— begin Data —

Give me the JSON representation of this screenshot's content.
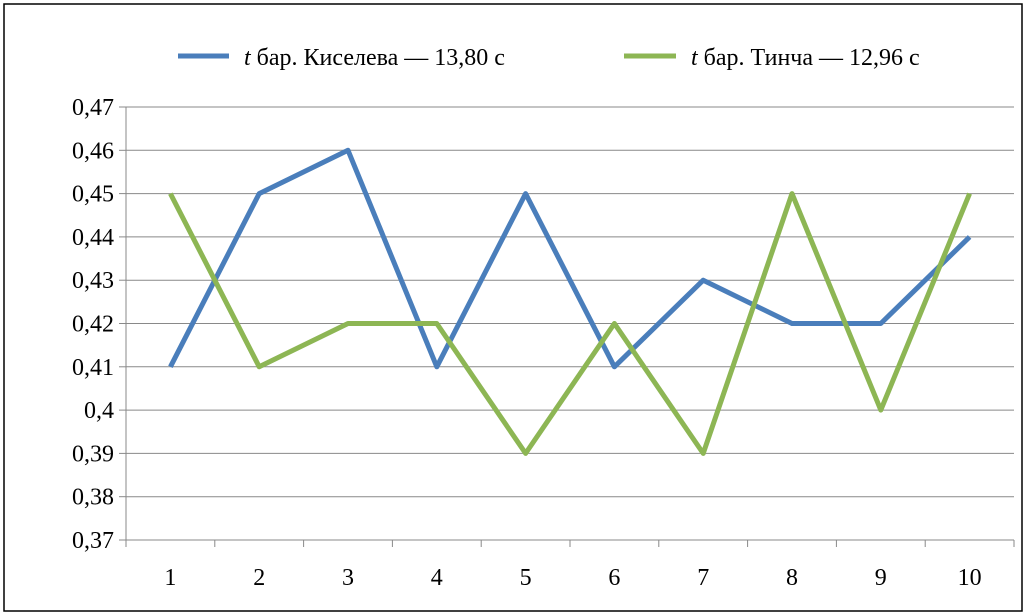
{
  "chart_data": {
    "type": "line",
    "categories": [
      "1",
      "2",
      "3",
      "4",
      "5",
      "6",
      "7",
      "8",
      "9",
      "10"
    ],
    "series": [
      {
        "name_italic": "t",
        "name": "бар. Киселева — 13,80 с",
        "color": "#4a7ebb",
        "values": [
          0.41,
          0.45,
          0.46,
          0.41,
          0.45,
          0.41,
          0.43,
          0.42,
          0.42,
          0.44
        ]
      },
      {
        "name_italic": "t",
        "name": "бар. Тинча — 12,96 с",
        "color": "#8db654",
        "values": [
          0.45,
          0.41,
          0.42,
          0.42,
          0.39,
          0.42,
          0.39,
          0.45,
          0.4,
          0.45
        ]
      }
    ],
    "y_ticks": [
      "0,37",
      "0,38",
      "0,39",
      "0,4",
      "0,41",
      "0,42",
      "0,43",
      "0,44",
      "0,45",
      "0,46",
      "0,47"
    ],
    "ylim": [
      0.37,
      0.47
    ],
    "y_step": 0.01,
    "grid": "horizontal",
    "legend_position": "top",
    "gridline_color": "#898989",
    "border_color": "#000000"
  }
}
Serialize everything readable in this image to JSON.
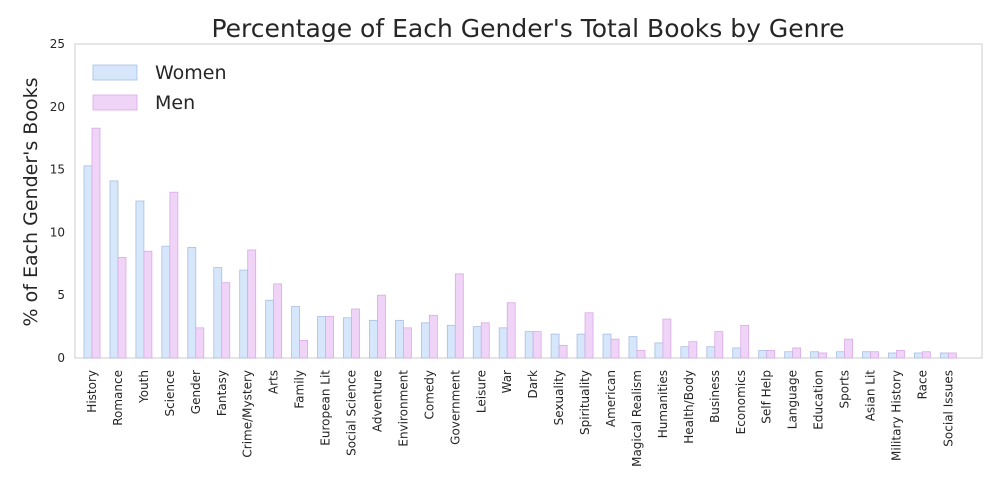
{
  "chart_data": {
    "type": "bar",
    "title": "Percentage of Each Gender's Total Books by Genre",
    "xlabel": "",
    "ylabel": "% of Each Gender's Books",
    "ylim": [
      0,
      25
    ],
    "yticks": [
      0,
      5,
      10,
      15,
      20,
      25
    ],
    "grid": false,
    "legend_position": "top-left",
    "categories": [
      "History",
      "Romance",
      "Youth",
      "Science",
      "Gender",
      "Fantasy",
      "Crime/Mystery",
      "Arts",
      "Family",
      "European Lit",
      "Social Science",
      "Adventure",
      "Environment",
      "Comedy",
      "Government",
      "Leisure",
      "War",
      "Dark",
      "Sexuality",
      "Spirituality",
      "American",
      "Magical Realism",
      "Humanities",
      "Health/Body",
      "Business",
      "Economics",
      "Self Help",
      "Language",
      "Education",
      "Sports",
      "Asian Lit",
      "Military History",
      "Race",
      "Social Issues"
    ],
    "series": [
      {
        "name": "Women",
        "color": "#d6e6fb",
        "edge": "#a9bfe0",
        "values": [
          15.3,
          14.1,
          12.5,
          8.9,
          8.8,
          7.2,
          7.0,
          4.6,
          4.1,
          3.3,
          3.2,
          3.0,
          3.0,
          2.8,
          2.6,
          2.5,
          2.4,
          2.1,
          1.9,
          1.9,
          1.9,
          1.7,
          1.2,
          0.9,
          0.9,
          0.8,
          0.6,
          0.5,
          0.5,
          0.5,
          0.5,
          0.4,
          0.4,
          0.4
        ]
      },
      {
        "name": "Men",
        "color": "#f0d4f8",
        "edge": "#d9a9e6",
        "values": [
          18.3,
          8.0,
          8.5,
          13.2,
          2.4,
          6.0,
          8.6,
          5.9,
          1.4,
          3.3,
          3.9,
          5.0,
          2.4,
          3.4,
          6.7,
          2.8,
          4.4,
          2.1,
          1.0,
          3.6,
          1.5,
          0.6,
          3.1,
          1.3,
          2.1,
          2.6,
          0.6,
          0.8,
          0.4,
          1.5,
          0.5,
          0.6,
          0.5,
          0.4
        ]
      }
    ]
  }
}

— end Data —
— begin Data —

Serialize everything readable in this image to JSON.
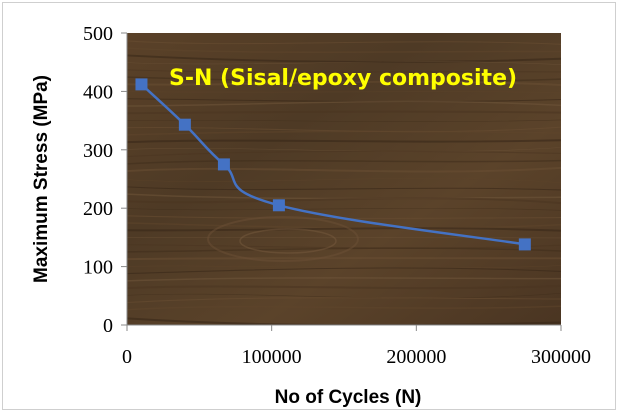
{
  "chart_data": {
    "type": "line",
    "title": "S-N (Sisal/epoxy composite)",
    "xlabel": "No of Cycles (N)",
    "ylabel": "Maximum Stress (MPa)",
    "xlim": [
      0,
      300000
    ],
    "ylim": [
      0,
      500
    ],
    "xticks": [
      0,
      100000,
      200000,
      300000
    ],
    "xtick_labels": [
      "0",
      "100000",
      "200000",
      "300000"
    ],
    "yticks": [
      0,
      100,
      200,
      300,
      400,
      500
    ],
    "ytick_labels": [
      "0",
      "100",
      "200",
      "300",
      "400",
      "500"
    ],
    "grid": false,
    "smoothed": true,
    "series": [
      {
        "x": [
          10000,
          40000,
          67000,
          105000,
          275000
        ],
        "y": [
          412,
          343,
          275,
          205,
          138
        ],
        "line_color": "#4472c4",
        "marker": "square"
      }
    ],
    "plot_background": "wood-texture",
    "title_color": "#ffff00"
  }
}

— end Data —

Among the lines of the data, identify those with the word "Gender". Copy each of them.

    "title": "Percentage of Each Gender's Total Books by Genre",
    "ylabel": "% of Each Gender's Books",
      "Gender",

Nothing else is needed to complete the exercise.